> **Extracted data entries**
====

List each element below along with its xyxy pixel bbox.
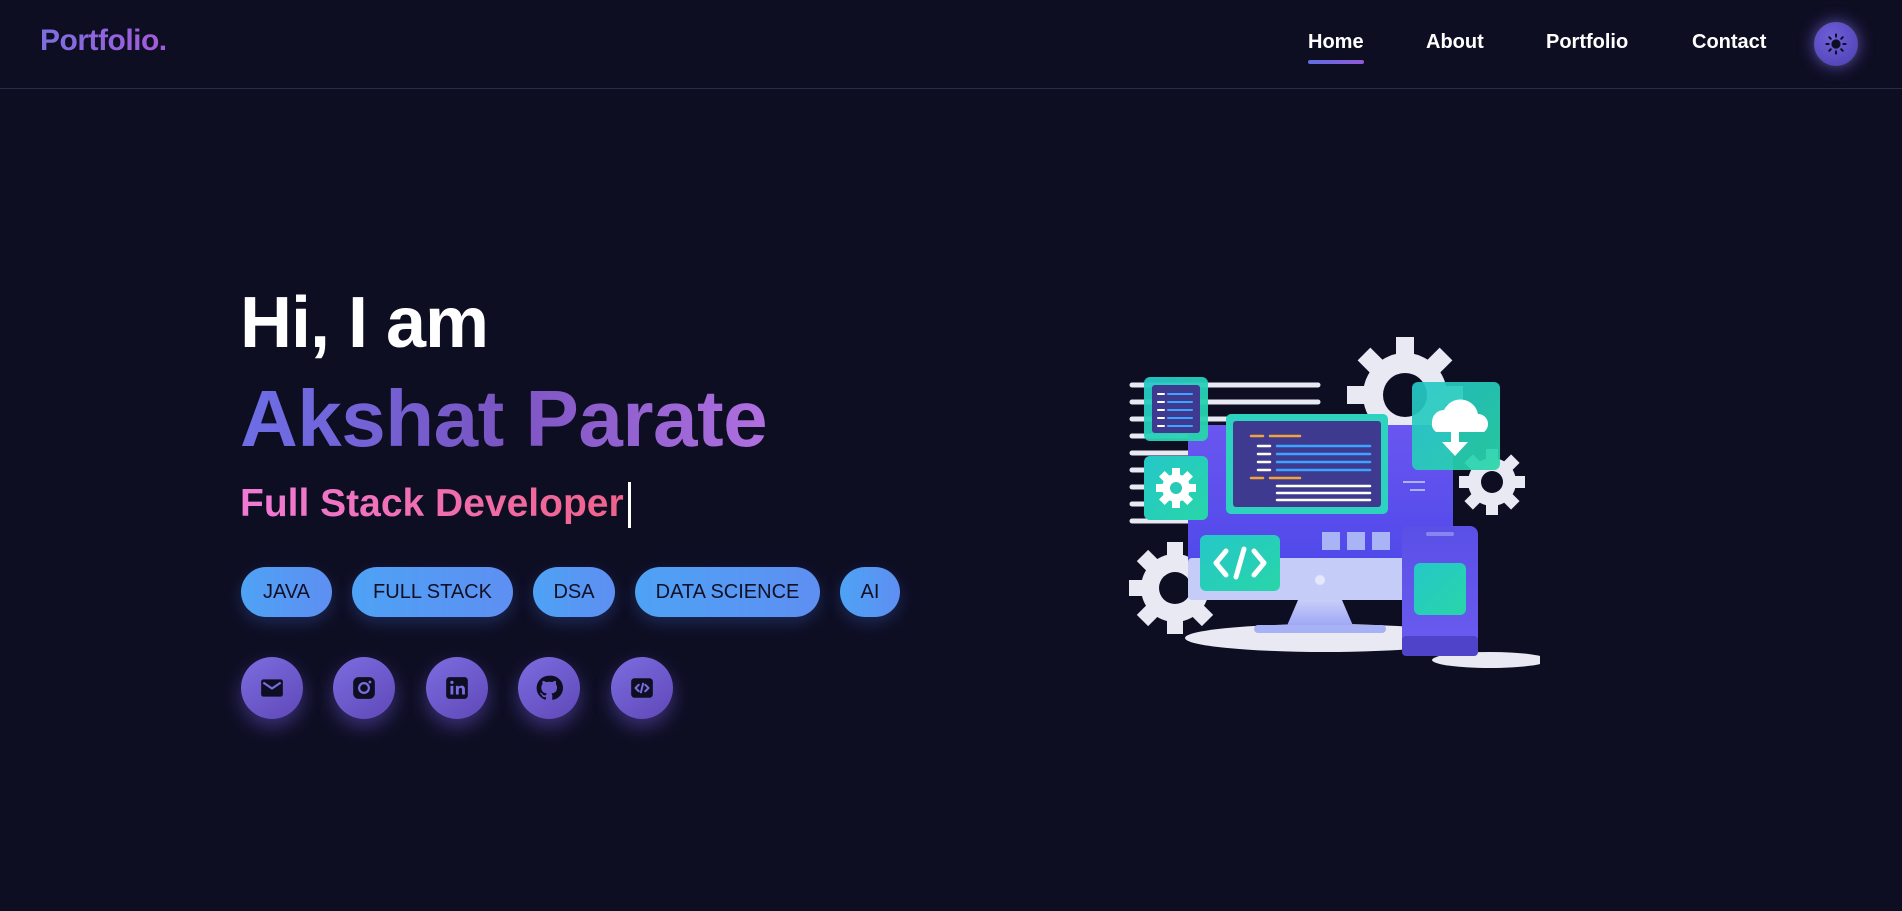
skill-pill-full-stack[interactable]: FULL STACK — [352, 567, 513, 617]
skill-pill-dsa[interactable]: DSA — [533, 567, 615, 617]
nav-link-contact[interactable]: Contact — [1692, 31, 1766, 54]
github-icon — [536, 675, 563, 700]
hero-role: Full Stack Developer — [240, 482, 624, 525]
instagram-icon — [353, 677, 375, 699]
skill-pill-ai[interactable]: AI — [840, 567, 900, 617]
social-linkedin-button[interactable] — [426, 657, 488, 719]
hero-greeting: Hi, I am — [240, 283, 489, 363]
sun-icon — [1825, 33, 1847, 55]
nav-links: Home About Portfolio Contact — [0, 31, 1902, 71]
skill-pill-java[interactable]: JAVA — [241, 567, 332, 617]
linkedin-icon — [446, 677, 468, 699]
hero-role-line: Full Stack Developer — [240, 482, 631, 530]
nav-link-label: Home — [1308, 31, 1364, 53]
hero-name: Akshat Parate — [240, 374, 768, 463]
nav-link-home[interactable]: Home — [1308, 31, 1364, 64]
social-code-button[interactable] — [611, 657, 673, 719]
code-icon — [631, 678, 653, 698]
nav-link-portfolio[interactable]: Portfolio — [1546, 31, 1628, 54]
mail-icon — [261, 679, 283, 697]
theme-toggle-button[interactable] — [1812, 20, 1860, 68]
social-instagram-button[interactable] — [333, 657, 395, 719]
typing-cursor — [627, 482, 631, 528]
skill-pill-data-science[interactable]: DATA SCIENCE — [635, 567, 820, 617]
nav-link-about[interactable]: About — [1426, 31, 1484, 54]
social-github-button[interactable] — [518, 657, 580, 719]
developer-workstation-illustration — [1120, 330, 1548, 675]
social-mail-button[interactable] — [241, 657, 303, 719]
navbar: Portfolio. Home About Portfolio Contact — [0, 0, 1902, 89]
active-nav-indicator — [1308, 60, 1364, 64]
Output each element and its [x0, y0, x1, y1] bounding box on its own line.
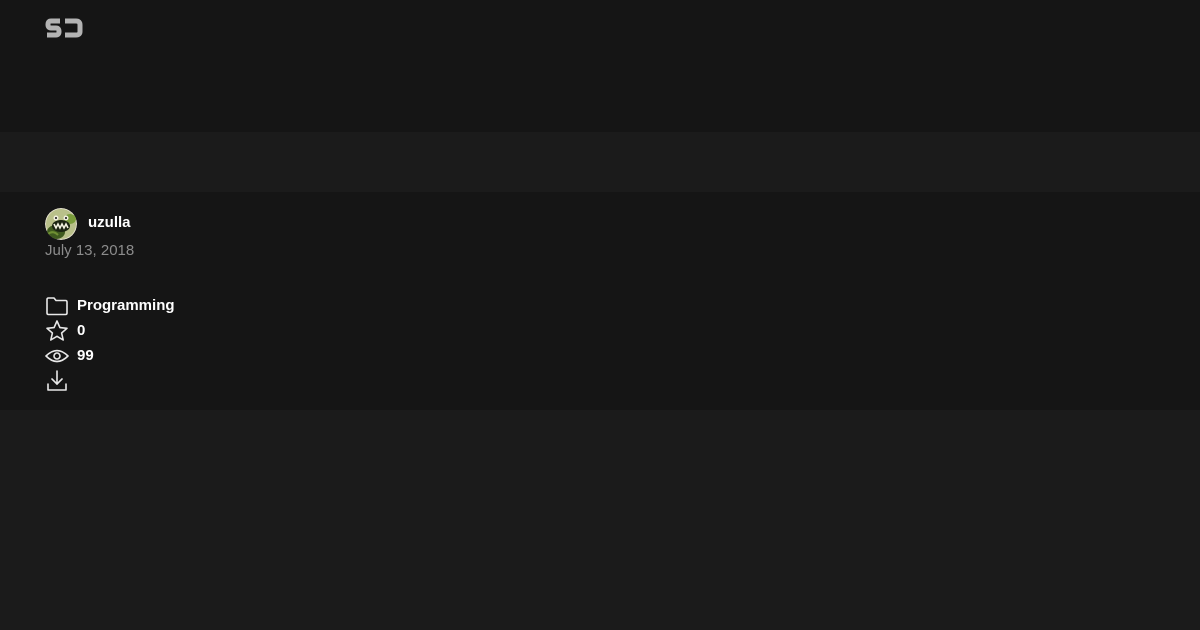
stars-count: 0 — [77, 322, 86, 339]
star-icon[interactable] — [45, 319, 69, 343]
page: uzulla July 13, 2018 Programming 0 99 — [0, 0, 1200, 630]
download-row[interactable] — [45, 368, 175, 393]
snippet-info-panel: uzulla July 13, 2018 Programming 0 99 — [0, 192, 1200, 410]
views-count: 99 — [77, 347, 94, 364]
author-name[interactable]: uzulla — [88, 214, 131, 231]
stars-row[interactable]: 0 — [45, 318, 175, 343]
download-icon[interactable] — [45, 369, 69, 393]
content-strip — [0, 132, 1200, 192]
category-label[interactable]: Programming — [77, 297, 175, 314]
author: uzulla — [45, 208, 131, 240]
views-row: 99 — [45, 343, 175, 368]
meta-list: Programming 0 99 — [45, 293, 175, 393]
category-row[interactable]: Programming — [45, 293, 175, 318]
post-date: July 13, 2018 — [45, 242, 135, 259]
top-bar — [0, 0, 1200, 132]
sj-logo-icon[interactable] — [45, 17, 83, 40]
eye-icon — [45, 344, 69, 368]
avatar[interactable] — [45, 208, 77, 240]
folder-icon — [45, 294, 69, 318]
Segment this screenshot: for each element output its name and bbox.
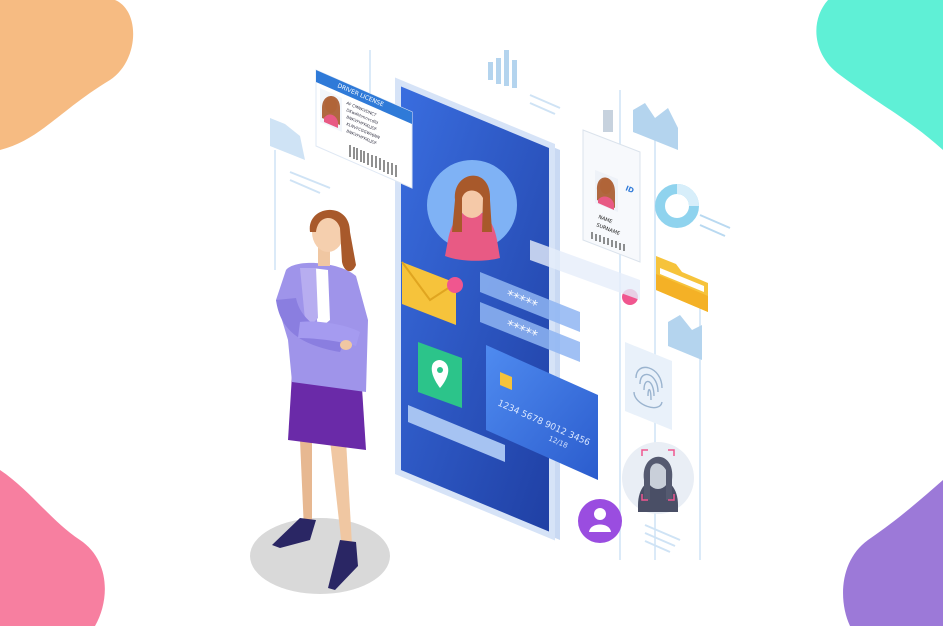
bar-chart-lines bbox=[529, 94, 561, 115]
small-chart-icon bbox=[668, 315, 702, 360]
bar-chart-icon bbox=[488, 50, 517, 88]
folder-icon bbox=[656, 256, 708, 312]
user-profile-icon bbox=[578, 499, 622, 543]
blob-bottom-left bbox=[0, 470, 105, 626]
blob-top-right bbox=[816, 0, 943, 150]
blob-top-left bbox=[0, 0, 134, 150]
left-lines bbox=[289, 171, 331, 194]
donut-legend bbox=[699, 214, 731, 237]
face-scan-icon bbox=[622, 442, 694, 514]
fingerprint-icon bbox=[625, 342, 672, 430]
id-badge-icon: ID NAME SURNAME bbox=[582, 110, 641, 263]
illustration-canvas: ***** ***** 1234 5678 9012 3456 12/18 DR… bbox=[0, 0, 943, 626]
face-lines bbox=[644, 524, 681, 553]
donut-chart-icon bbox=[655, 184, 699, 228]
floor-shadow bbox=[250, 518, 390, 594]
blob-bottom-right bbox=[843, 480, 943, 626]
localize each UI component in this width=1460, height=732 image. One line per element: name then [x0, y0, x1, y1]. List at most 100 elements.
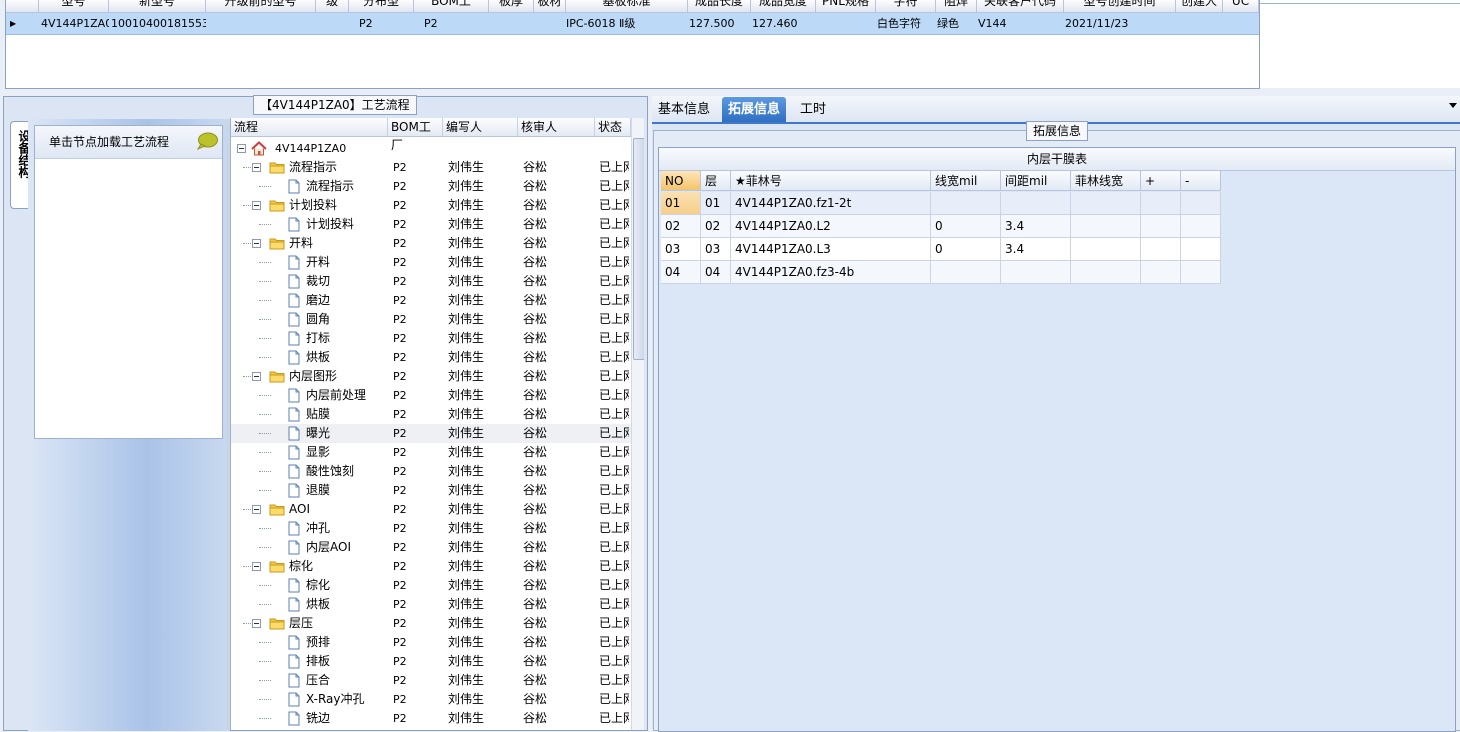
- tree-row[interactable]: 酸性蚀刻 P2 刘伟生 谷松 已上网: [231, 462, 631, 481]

====

> **Exercise details**
Reproduce every line of the listing above without alteration, omitting the picture markers.

> **Result of the task**
List each element below along with its xyxy pixel bbox.
skill-pill-full-stack[interactable]: FULL STACK — [352, 567, 513, 617]
skill-pill-dsa[interactable]: DSA — [533, 567, 615, 617]
nav-link-contact[interactable]: Contact — [1692, 31, 1766, 54]
github-icon — [536, 675, 563, 700]
hero-role: Full Stack Developer — [240, 482, 624, 525]
instagram-icon — [353, 677, 375, 699]
skill-pill-ai[interactable]: AI — [840, 567, 900, 617]
social-linkedin-button[interactable] — [426, 657, 488, 719]
hero-greeting: Hi, I am — [240, 283, 489, 363]
sun-icon — [1825, 33, 1847, 55]
nav-links: Home About Portfolio Contact — [0, 31, 1902, 71]
skill-pill-java[interactable]: JAVA — [241, 567, 332, 617]
linkedin-icon — [446, 677, 468, 699]
hero-role-line: Full Stack Developer — [240, 482, 631, 530]
nav-link-label: Home — [1308, 31, 1364, 53]
hero-name: Akshat Parate — [240, 374, 768, 463]
nav-link-home[interactable]: Home — [1308, 31, 1364, 64]
social-code-button[interactable] — [611, 657, 673, 719]
code-icon — [631, 678, 653, 698]
nav-link-portfolio[interactable]: Portfolio — [1546, 31, 1628, 54]
mail-icon — [261, 679, 283, 697]
theme-toggle-button[interactable] — [1812, 20, 1860, 68]
social-instagram-button[interactable] — [333, 657, 395, 719]
typing-cursor — [627, 482, 631, 528]
skill-pill-data-science[interactable]: DATA SCIENCE — [635, 567, 820, 617]
nav-link-about[interactable]: About — [1426, 31, 1484, 54]
social-github-button[interactable] — [518, 657, 580, 719]
developer-workstation-illustration — [1120, 330, 1548, 675]
social-mail-button[interactable] — [241, 657, 303, 719]
navbar: Portfolio. Home About Portfolio Contact — [0, 0, 1902, 89]
active-nav-indicator — [1308, 60, 1364, 64]
Output each element and its [x0, y0, x1, y1] bounding box on its own line.
stars-count: 0 — [77, 322, 86, 339]
star-icon[interactable] — [45, 319, 69, 343]
page: uzulla July 13, 2018 Programming 0 99 — [0, 0, 1200, 630]
download-row[interactable] — [45, 368, 175, 393]
snippet-info-panel: uzulla July 13, 2018 Programming 0 99 — [0, 192, 1200, 410]
views-count: 99 — [77, 347, 94, 364]
author-name[interactable]: uzulla — [88, 214, 131, 231]
stars-row[interactable]: 0 — [45, 318, 175, 343]
download-icon[interactable] — [45, 369, 69, 393]
content-strip — [0, 132, 1200, 192]
category-label[interactable]: Programming — [77, 297, 175, 314]
author: uzulla — [45, 208, 131, 240]
views-row: 99 — [45, 343, 175, 368]
meta-list: Programming 0 99 — [45, 293, 175, 393]
category-row[interactable]: Programming — [45, 293, 175, 318]
post-date: July 13, 2018 — [45, 242, 135, 259]
top-bar — [0, 0, 1200, 132]
sj-logo-icon[interactable] — [45, 17, 83, 40]
eye-icon — [45, 344, 69, 368]
avatar[interactable] — [45, 208, 77, 240]
folder-icon — [45, 294, 69, 318]
Segment this screenshot: for each element output its name and bbox.
bar-chart-lines bbox=[529, 94, 561, 115]
small-chart-icon bbox=[668, 315, 702, 360]
bar-chart-icon bbox=[488, 50, 517, 88]
folder-icon bbox=[656, 256, 708, 312]
user-profile-icon bbox=[578, 499, 622, 543]
blob-bottom-left bbox=[0, 470, 105, 626]
blob-top-right bbox=[816, 0, 943, 150]
blob-top-left bbox=[0, 0, 134, 150]
left-lines bbox=[289, 171, 331, 194]
donut-legend bbox=[699, 214, 731, 237]
face-scan-icon bbox=[622, 442, 694, 514]
fingerprint-icon bbox=[625, 342, 672, 430]
id-badge-icon: ID NAME SURNAME bbox=[582, 110, 641, 263]
illustration-canvas: ***** ***** 1234 5678 9012 3456 12/18 DR… bbox=[0, 0, 943, 626]
face-lines bbox=[644, 524, 681, 553]
donut-chart-icon bbox=[655, 184, 699, 228]
floor-shadow bbox=[250, 518, 390, 594]
blob-bottom-right bbox=[843, 480, 943, 626]
localize each UI component in this width=1460, height=732 image. One line per element: name then [x0, y0, x1, y1]. List at most 100 elements.
- tree-row[interactable]: 酸性蚀刻 P2 刘伟生 谷松 已上网: [231, 462, 631, 481]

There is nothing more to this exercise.